Begin EXTRACTED DATA

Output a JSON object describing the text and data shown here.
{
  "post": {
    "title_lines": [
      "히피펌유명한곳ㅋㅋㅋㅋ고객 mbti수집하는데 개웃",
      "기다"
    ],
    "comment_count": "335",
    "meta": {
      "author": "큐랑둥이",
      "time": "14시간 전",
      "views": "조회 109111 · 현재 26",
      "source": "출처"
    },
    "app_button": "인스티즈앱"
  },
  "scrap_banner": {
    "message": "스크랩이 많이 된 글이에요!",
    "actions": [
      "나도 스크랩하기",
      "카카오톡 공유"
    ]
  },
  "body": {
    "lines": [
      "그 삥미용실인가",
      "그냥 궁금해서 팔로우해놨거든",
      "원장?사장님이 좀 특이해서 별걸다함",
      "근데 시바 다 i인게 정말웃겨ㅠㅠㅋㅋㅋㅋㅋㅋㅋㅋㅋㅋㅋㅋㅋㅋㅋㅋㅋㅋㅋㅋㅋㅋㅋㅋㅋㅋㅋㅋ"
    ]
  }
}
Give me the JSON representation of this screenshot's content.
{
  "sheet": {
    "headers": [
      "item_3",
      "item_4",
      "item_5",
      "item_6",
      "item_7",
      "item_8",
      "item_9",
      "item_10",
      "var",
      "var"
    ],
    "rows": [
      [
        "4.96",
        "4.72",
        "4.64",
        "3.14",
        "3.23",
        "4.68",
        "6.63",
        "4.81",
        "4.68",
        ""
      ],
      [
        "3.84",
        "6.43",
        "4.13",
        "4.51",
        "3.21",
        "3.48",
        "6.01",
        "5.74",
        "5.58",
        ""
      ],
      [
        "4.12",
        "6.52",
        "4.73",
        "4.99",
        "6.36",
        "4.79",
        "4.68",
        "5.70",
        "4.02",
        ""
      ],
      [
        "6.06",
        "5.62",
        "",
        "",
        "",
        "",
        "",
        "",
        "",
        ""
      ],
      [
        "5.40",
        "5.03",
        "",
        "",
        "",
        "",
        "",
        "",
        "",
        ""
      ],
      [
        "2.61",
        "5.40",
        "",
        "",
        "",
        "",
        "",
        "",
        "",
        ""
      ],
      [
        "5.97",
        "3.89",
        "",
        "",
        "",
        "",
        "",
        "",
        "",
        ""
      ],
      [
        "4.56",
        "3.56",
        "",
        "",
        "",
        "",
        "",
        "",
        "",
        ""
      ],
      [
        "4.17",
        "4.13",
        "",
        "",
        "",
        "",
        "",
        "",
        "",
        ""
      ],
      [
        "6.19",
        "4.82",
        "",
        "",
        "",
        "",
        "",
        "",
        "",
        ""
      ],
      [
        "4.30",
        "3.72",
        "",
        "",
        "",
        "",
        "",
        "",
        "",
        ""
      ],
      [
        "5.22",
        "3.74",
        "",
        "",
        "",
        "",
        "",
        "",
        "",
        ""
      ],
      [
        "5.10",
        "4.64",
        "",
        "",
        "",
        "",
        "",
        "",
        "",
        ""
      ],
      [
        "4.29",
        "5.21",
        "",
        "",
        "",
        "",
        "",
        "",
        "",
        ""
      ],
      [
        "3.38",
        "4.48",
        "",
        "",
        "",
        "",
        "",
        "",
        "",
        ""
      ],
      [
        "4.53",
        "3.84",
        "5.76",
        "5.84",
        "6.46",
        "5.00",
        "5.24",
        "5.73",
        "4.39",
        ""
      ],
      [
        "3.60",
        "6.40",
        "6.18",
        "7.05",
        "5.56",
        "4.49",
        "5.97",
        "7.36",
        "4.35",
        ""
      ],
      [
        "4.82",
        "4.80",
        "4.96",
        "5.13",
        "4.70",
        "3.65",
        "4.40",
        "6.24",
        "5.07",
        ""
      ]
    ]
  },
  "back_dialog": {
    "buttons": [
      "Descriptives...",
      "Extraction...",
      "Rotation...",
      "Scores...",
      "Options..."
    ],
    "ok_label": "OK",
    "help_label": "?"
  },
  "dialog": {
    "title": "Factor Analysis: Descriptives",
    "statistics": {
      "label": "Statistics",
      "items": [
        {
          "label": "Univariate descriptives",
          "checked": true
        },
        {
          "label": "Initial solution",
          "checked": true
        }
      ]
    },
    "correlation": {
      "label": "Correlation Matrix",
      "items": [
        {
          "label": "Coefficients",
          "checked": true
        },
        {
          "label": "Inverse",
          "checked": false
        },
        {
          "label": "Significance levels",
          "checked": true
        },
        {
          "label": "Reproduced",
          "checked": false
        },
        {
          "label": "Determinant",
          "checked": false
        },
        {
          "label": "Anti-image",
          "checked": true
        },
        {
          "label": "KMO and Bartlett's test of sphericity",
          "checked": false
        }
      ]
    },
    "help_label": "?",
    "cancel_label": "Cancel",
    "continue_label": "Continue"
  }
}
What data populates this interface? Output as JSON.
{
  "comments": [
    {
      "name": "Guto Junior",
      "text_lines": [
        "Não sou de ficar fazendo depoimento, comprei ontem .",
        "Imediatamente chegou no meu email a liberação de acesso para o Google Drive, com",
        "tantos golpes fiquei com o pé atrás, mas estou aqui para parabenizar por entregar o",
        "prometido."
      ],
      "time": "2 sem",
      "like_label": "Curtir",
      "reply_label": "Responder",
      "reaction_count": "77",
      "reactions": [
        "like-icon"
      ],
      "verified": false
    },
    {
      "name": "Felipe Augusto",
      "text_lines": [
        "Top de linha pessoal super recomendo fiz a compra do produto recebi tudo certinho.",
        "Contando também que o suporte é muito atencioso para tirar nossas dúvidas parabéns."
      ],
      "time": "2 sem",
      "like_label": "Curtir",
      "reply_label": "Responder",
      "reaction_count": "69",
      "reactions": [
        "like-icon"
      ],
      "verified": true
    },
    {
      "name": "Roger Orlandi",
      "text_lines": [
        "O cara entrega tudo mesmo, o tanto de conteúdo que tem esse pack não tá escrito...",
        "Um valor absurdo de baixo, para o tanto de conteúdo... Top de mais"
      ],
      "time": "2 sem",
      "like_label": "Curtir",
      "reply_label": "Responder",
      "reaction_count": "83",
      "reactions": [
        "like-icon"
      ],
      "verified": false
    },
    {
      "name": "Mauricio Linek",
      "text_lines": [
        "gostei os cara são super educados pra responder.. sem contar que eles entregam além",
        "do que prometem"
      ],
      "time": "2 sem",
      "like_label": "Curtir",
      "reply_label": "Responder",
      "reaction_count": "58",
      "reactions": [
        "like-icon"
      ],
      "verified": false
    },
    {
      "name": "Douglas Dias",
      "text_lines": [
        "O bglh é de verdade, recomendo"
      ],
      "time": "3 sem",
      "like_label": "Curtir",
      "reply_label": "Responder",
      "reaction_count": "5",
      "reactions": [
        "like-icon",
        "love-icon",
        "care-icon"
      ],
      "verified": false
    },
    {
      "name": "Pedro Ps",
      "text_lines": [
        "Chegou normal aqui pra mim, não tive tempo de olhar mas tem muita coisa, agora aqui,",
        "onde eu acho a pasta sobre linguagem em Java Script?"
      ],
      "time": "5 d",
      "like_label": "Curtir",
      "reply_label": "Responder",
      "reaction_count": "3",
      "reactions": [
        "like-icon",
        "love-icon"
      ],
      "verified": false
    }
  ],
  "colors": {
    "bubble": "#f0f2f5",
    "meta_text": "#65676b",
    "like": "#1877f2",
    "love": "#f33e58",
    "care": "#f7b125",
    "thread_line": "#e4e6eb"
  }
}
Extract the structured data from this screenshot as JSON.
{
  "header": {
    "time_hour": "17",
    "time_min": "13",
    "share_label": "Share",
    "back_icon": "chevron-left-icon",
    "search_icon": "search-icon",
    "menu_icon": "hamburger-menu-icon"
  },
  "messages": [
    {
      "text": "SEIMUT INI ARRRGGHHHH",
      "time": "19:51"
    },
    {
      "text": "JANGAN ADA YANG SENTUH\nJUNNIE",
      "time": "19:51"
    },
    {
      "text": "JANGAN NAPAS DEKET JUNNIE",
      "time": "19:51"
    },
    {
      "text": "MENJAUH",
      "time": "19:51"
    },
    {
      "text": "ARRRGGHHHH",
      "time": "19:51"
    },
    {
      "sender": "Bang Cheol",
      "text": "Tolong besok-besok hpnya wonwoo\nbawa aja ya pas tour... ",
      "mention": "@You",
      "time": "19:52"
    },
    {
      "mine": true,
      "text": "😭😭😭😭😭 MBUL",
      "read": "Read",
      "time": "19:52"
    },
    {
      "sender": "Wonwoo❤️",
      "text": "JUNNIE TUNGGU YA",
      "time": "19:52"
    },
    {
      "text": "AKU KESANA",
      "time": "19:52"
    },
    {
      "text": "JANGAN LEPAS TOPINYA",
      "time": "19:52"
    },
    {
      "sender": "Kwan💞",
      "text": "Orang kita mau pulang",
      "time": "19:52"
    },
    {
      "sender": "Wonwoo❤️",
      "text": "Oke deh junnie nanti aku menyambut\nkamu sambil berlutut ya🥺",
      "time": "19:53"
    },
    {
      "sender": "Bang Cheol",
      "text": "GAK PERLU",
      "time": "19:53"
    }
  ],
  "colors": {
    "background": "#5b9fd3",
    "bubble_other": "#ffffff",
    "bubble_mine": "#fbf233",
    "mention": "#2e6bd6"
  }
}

End EXTRACTED DATA

YOUR GOAL
In the listing, find every line containing the word "JSON" and list it.

TASK RESPONSE
Output a JSON object describing the text and data shown here.
Give me the JSON representation of this screenshot's content.
What data populates this interface? Output as JSON.
Extract the structured data from this screenshot as JSON.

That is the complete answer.